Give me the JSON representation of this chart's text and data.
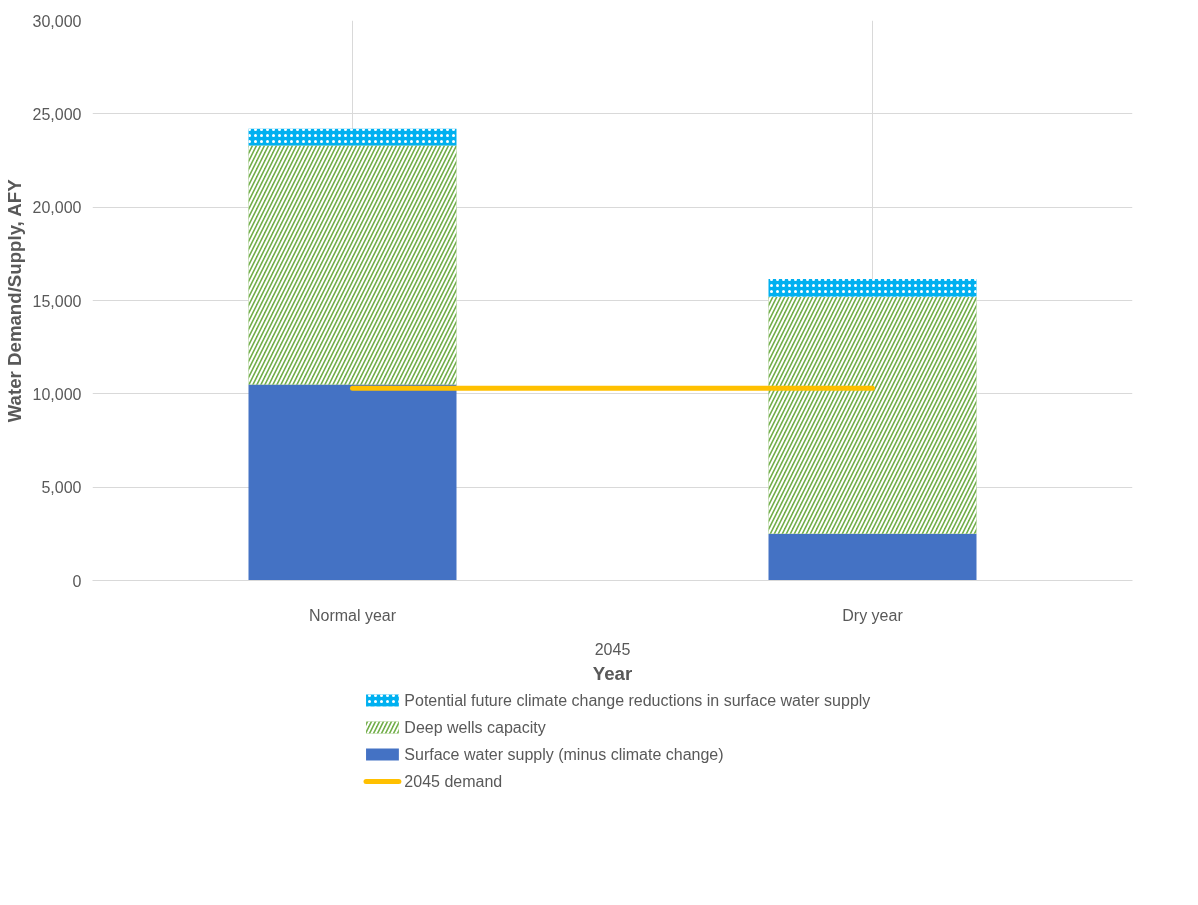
{
  "chart_data": {
    "type": "bar",
    "stacked": true,
    "categories": [
      "Normal year",
      "Dry year"
    ],
    "xlabel": "Year",
    "ylabel": "Water Demand/Supply, AFY",
    "annotations": [
      "2045"
    ],
    "series": [
      {
        "name": "Surface water supply (minus climate change)",
        "color": "#4472c4",
        "values": [
          10500,
          2500
        ]
      },
      {
        "name": "Deep wells capacity",
        "color": "#70ad47",
        "values": [
          12800,
          12700
        ]
      },
      {
        "name": "Potential future climate change reductions in surface water supply",
        "color": "#00b0f0",
        "values": [
          900,
          950
        ]
      },
      {
        "name": "2045 demand",
        "color": "#ffc000",
        "type": "line",
        "values": [
          10300,
          10300
        ]
      }
    ],
    "ylim": [
      0,
      30000
    ],
    "yticks": [
      {
        "value": 0,
        "label": "0"
      },
      {
        "value": 5000,
        "label": "5,000"
      },
      {
        "value": 10000,
        "label": "10,000"
      },
      {
        "value": 15000,
        "label": "15,000"
      },
      {
        "value": 20000,
        "label": "20,000"
      },
      {
        "value": 25000,
        "label": "25,000"
      },
      {
        "value": 30000,
        "label": "30,000"
      }
    ],
    "grid": true,
    "legend": "bottom"
  }
}
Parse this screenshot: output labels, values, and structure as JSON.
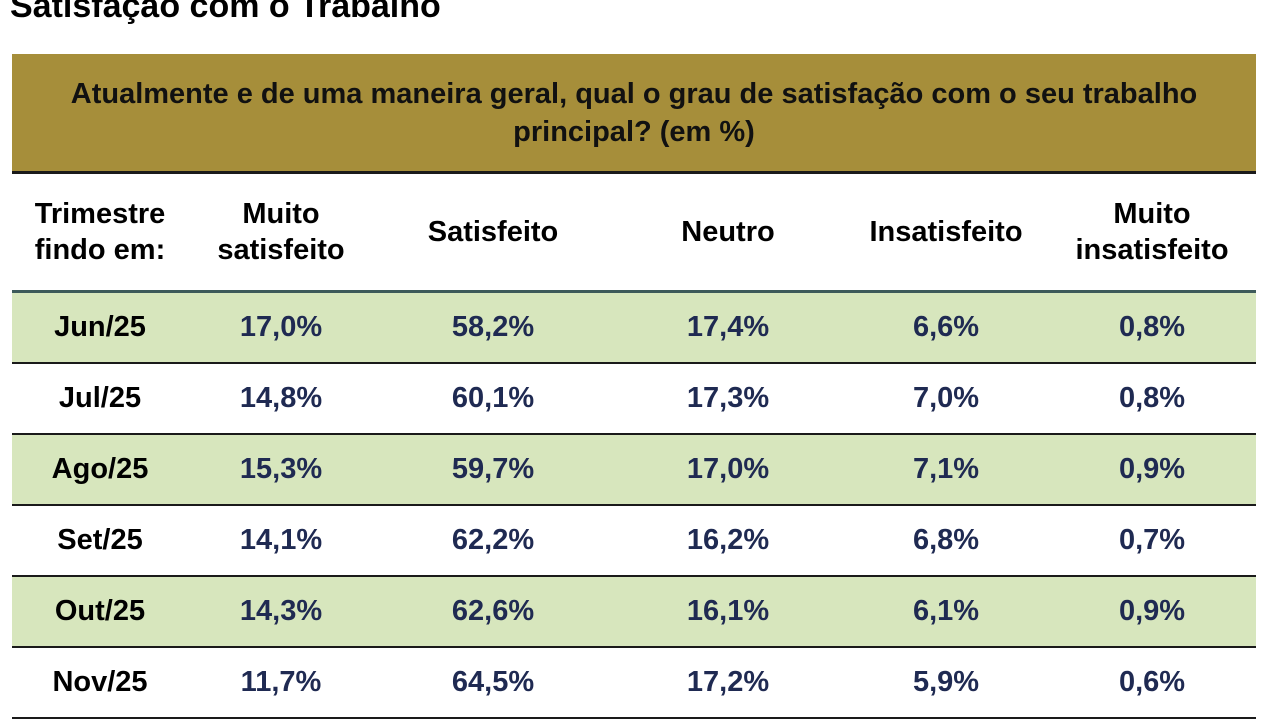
{
  "page": {
    "title": "Satisfação com o Trabalho"
  },
  "table": {
    "question": "Atualmente e de uma maneira geral, qual o grau de satisfação com o seu trabalho principal? (em %)",
    "headers": {
      "period_line1": "Trimestre",
      "period_line2": "findo em:",
      "muito_satisfeito_line1": "Muito",
      "muito_satisfeito_line2": "satisfeito",
      "satisfeito": "Satisfeito",
      "neutro": "Neutro",
      "insatisfeito": "Insatisfeito",
      "muito_insatisfeito_line1": "Muito",
      "muito_insatisfeito_line2": "insatisfeito"
    },
    "rows": [
      {
        "period": "Jun/25",
        "muito_satisfeito": "17,0%",
        "satisfeito": "58,2%",
        "neutro": "17,4%",
        "insatisfeito": "6,6%",
        "muito_insatisfeito": "0,8%"
      },
      {
        "period": "Jul/25",
        "muito_satisfeito": "14,8%",
        "satisfeito": "60,1%",
        "neutro": "17,3%",
        "insatisfeito": "7,0%",
        "muito_insatisfeito": "0,8%"
      },
      {
        "period": "Ago/25",
        "muito_satisfeito": "15,3%",
        "satisfeito": "59,7%",
        "neutro": "17,0%",
        "insatisfeito": "7,1%",
        "muito_insatisfeito": "0,9%"
      },
      {
        "period": "Set/25",
        "muito_satisfeito": "14,1%",
        "satisfeito": "62,2%",
        "neutro": "16,2%",
        "insatisfeito": "6,8%",
        "muito_insatisfeito": "0,7%"
      },
      {
        "period": "Out/25",
        "muito_satisfeito": "14,3%",
        "satisfeito": "62,6%",
        "neutro": "16,1%",
        "insatisfeito": "6,1%",
        "muito_insatisfeito": "0,9%"
      },
      {
        "period": "Nov/25",
        "muito_satisfeito": "11,7%",
        "satisfeito": "64,5%",
        "neutro": "17,2%",
        "insatisfeito": "5,9%",
        "muito_insatisfeito": "0,6%"
      }
    ]
  },
  "colors": {
    "banner": "#a68e3a",
    "row_shade": "#d7e6bd",
    "value_text": "#1f2a52"
  }
}
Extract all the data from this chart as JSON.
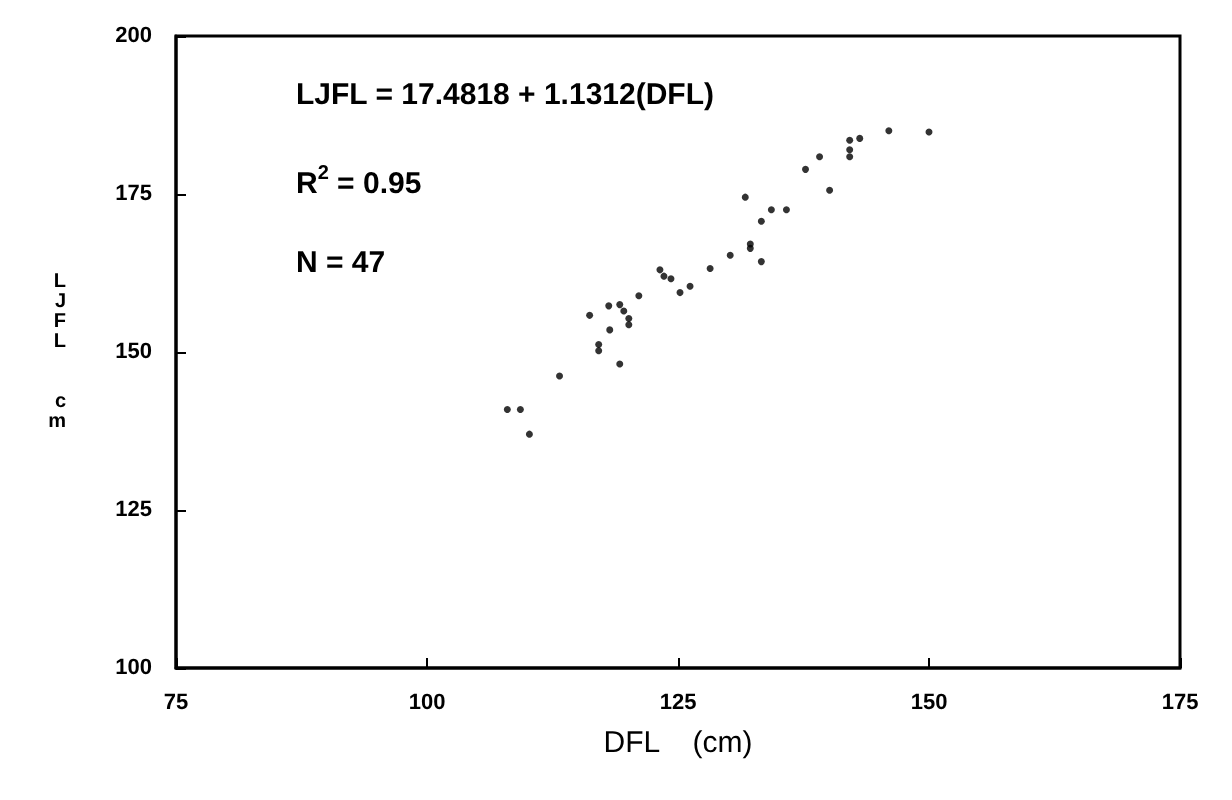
******************************
State how many lines of the listing above hold the word "JSON", with nothing but the number.

3